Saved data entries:
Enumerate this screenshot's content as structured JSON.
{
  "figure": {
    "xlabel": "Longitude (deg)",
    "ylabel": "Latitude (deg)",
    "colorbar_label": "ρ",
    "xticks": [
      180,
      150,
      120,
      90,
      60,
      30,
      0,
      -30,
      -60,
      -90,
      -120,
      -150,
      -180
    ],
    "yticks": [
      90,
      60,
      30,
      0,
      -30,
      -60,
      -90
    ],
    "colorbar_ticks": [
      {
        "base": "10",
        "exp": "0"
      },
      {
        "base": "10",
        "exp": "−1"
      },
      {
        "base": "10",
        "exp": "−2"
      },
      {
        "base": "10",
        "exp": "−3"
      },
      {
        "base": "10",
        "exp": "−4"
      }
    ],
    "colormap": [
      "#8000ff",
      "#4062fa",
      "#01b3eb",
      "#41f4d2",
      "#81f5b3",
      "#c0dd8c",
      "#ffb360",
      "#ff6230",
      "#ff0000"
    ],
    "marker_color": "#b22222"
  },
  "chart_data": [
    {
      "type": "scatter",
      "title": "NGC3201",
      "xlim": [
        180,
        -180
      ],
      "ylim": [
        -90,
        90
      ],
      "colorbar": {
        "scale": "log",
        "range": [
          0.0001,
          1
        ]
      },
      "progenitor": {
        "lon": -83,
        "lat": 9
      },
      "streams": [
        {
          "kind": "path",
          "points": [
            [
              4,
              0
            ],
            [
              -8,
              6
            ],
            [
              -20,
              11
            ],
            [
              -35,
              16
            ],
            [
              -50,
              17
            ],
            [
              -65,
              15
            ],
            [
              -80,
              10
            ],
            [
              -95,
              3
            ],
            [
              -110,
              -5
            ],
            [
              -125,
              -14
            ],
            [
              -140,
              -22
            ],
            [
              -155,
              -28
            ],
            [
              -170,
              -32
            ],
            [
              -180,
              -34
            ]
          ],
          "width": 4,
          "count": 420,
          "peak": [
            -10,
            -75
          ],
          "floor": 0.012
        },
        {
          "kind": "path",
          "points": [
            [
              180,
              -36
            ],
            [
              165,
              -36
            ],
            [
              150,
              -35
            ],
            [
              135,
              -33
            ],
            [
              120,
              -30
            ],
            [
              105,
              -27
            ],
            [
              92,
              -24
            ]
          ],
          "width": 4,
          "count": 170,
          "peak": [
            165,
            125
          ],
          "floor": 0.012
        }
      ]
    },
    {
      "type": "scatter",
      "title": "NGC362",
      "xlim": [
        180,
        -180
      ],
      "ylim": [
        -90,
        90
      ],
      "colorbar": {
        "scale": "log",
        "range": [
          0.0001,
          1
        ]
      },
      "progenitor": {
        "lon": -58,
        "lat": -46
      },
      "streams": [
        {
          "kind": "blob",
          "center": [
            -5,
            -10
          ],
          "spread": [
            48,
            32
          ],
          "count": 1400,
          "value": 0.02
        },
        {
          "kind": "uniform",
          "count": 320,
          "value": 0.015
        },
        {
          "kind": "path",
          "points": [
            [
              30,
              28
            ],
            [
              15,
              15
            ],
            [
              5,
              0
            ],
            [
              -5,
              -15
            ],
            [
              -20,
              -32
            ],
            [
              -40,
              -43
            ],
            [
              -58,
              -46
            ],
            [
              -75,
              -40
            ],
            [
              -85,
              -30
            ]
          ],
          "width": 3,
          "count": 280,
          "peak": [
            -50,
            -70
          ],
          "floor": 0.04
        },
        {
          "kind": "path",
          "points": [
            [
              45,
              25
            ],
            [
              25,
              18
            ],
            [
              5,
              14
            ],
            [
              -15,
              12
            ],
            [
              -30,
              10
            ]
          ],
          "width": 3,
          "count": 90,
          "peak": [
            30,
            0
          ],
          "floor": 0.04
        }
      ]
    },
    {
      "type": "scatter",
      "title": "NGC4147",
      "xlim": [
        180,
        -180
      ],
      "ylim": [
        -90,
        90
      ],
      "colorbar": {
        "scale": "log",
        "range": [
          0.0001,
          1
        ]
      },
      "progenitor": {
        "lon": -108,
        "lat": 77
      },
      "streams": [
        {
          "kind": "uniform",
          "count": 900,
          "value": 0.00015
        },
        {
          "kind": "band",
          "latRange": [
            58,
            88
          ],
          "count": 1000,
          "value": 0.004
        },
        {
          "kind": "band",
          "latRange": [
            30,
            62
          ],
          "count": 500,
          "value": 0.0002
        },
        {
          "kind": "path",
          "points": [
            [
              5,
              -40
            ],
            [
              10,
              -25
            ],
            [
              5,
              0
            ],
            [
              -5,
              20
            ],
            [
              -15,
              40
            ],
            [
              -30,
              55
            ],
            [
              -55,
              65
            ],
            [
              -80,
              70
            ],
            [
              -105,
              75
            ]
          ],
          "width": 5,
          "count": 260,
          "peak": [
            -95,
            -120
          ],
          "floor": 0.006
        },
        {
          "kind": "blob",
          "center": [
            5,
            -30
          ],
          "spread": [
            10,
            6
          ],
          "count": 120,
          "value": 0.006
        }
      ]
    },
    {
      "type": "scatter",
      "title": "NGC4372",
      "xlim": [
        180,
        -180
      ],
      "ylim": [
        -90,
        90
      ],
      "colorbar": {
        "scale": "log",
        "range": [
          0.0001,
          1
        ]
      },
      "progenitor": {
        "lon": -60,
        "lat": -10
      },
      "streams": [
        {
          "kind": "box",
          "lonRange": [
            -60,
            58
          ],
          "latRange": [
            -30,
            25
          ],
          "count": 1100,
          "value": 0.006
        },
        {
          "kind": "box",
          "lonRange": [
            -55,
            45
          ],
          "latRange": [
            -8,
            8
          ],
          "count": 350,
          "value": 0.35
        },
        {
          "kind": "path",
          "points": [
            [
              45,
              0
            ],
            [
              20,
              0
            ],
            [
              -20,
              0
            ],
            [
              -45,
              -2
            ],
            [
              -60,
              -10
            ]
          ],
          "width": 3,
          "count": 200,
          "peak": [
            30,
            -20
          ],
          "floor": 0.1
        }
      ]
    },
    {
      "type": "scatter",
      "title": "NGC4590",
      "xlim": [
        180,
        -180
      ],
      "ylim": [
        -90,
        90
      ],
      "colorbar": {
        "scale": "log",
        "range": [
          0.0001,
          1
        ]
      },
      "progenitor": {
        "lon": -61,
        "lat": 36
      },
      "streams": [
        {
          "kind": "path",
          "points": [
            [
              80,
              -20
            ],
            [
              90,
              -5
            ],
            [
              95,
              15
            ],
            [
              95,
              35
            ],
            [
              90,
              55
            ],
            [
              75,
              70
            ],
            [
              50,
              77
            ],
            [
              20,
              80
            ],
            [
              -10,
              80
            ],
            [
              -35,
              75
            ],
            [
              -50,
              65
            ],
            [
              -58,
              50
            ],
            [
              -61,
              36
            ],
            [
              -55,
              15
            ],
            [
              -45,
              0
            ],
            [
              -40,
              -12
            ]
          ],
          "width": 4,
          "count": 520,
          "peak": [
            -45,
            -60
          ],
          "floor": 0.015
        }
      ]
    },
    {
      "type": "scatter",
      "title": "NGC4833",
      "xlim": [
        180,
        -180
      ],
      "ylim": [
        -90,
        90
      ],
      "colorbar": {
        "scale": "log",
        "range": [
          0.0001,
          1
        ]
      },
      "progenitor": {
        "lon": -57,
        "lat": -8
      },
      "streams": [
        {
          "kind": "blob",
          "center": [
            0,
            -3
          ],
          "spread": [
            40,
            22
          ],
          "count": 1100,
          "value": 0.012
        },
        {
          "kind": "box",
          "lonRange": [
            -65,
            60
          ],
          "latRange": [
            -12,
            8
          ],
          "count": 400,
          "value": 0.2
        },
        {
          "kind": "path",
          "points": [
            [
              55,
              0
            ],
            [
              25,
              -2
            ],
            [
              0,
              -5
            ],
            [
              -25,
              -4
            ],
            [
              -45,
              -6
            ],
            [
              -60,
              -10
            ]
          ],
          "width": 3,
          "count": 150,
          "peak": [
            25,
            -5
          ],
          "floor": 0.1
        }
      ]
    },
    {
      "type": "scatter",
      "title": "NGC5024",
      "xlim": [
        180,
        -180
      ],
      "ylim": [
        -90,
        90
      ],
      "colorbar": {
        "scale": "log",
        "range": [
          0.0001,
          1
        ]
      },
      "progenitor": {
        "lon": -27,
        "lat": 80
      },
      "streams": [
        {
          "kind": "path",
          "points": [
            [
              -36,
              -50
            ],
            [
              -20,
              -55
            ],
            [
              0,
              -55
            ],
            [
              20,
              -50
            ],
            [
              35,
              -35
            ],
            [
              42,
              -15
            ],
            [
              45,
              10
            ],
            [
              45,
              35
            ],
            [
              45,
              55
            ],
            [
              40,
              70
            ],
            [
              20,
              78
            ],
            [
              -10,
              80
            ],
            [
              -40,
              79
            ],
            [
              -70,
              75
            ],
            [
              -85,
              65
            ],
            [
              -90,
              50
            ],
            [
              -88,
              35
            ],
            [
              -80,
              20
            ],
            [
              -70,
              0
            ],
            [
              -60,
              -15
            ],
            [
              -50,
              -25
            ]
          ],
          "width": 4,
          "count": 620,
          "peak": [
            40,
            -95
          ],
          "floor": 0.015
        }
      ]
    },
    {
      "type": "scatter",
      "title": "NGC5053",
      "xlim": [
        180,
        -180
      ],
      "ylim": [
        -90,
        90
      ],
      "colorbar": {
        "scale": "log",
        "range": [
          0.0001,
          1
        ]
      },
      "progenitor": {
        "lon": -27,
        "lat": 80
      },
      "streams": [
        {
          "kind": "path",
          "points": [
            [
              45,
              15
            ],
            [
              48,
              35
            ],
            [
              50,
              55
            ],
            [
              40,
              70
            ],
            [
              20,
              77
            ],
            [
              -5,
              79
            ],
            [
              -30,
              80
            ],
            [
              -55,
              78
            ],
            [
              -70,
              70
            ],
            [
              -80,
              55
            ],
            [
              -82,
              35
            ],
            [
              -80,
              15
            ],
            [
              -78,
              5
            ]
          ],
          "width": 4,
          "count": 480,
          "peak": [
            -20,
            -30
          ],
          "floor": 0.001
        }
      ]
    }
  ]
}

==

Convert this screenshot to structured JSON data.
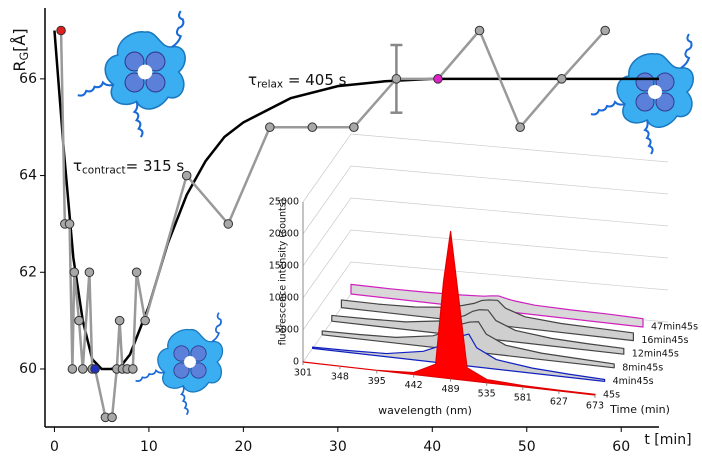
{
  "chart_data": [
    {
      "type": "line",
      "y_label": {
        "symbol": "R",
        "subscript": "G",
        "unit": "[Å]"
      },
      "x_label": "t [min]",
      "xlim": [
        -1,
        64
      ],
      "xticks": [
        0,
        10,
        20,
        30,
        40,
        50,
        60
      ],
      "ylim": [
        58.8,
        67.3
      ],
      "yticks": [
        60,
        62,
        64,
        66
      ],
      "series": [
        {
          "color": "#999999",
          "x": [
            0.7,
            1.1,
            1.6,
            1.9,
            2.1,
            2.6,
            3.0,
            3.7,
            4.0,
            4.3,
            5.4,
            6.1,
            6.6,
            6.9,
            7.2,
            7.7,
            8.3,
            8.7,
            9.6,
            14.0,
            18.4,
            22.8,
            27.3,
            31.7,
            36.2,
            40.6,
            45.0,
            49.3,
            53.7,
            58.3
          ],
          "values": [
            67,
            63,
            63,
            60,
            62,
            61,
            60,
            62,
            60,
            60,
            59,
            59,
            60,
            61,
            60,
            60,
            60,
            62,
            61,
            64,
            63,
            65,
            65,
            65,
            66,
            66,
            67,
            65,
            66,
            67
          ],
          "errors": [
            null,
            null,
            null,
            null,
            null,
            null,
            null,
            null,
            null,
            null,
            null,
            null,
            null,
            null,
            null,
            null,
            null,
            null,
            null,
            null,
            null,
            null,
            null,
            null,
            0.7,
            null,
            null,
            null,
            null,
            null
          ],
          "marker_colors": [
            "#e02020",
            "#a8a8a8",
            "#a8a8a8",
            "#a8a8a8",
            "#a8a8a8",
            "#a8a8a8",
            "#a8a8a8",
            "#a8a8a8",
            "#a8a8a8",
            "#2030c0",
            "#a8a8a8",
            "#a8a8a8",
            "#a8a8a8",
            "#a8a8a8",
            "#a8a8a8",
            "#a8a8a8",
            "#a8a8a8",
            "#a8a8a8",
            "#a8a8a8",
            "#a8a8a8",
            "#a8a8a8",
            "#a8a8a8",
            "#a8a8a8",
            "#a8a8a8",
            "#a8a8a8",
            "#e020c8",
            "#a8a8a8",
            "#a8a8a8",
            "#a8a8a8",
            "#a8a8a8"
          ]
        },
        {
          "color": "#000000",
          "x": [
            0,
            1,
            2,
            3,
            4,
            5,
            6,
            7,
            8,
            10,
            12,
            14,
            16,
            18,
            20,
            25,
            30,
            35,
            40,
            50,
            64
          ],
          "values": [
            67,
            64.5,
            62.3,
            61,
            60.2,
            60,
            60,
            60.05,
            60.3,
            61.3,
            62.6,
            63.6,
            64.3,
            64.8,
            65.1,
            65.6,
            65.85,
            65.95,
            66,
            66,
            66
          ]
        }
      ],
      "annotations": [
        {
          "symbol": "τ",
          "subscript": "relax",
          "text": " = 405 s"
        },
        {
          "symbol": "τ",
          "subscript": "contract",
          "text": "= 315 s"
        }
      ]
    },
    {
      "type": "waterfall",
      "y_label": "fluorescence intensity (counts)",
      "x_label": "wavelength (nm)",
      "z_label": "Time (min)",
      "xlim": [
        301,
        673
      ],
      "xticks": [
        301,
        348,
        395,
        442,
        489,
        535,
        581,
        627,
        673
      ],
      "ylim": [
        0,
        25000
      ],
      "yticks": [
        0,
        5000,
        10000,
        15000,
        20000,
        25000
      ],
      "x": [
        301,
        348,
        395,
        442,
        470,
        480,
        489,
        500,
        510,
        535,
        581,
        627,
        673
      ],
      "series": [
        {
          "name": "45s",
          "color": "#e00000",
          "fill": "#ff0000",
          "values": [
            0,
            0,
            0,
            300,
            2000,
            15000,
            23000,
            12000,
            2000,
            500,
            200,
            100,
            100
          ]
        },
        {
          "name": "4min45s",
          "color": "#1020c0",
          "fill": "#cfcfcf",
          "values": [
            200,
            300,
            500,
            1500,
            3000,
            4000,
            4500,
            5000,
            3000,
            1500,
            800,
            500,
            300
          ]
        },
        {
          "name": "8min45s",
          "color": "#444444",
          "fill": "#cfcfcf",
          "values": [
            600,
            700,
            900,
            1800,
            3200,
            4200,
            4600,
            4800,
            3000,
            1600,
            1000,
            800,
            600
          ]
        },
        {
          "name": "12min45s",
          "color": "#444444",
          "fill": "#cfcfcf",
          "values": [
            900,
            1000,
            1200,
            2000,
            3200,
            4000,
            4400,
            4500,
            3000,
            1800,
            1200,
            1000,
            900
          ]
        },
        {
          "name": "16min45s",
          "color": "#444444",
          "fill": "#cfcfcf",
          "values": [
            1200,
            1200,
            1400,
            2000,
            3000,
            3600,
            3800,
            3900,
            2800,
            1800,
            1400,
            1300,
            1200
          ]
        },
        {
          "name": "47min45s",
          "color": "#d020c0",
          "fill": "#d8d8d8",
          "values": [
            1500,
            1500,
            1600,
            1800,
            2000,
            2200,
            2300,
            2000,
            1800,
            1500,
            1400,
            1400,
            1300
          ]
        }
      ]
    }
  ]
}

| Required work |
Return each line of the listing that holds the string "structured".

| Written reply |
Enumerate this screenshot's content as structured JSON.
Convert this screenshot to structured JSON data.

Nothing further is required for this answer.